- _Task directions_
Scan the data below for the string "电力工业技术管理法规". Copy every line where it appears.

================

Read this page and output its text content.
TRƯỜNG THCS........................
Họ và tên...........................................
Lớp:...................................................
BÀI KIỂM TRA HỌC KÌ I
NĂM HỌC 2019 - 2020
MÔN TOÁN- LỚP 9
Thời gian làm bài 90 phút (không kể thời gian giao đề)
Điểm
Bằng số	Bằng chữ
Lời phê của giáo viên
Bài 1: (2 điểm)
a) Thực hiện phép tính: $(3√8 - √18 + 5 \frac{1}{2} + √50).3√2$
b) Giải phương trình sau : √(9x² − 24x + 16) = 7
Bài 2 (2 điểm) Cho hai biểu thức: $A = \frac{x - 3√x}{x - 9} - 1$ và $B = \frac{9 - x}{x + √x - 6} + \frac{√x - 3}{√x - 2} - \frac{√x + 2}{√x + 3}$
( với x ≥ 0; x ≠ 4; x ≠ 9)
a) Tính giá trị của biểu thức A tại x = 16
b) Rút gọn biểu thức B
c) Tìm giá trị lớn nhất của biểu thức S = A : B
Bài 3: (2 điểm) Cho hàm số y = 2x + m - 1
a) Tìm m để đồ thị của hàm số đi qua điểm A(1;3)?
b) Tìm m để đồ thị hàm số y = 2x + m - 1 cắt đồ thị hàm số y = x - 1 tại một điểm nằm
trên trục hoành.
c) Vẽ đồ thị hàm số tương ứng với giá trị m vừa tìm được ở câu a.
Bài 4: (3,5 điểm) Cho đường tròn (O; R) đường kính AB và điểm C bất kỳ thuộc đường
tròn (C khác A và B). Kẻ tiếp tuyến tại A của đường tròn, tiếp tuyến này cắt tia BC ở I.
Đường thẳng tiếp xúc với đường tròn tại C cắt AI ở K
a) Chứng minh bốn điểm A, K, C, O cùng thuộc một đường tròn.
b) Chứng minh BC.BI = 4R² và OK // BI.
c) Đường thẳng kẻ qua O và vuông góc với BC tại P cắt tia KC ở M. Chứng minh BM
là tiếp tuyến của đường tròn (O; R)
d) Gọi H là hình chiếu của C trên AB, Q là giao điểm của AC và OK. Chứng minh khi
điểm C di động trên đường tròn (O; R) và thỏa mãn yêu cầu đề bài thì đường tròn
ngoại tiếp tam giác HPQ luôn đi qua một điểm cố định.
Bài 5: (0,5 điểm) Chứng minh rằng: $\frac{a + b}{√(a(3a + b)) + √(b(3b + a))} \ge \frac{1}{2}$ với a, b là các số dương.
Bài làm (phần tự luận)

================

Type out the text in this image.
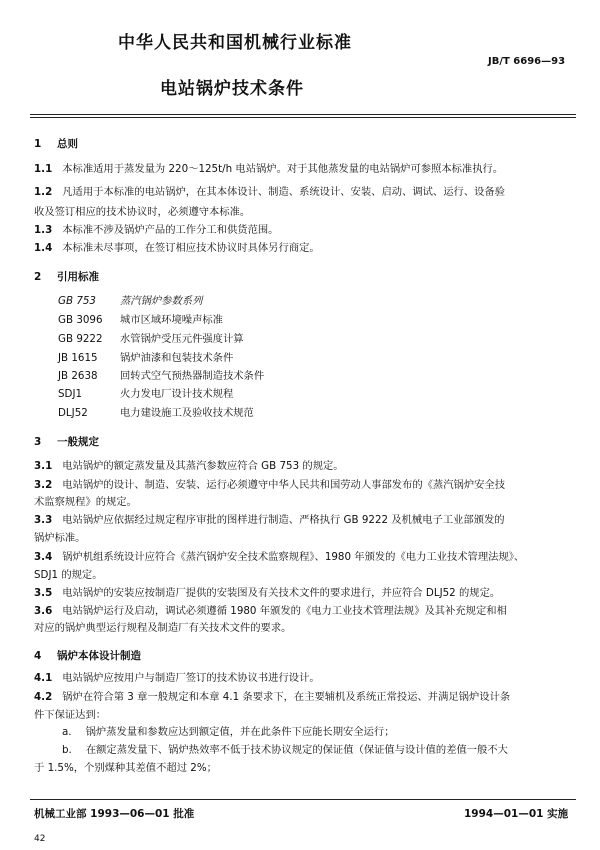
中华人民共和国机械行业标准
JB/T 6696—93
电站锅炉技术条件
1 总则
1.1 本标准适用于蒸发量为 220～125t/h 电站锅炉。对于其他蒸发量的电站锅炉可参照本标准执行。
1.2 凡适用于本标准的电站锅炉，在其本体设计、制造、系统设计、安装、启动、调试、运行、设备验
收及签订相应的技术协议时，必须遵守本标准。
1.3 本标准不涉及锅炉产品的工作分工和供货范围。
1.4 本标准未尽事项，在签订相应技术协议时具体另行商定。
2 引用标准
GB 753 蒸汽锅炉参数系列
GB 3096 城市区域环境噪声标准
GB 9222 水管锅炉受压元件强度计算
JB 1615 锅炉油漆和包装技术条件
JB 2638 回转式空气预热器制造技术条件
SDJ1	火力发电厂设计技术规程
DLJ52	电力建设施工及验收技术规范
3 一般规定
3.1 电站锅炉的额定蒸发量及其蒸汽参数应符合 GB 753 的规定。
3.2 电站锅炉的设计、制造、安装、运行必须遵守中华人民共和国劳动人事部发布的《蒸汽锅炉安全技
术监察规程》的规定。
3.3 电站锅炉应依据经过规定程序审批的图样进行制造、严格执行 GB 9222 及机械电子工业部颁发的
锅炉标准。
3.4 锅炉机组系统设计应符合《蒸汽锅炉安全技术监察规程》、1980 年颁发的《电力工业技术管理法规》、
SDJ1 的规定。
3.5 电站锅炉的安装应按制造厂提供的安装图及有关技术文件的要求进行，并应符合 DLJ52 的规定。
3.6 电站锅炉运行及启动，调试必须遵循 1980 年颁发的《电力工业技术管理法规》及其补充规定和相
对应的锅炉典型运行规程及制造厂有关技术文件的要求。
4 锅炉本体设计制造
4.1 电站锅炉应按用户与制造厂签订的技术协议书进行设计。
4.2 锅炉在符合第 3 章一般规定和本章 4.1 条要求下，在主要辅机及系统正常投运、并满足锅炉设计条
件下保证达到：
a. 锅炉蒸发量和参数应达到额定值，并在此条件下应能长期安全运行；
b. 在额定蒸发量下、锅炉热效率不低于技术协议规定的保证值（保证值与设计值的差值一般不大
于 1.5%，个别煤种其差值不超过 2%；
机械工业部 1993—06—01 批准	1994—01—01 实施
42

================

- _The solution_
3.4 锅炉机组系统设计应符合《蒸汽锅炉安全技术监察规程》、1980 年颁发的《电力工业技术管理法规》、
3.6 电站锅炉运行及启动，调试必须遵循 1980 年颁发的《电力工业技术管理法规》及其补充规定和相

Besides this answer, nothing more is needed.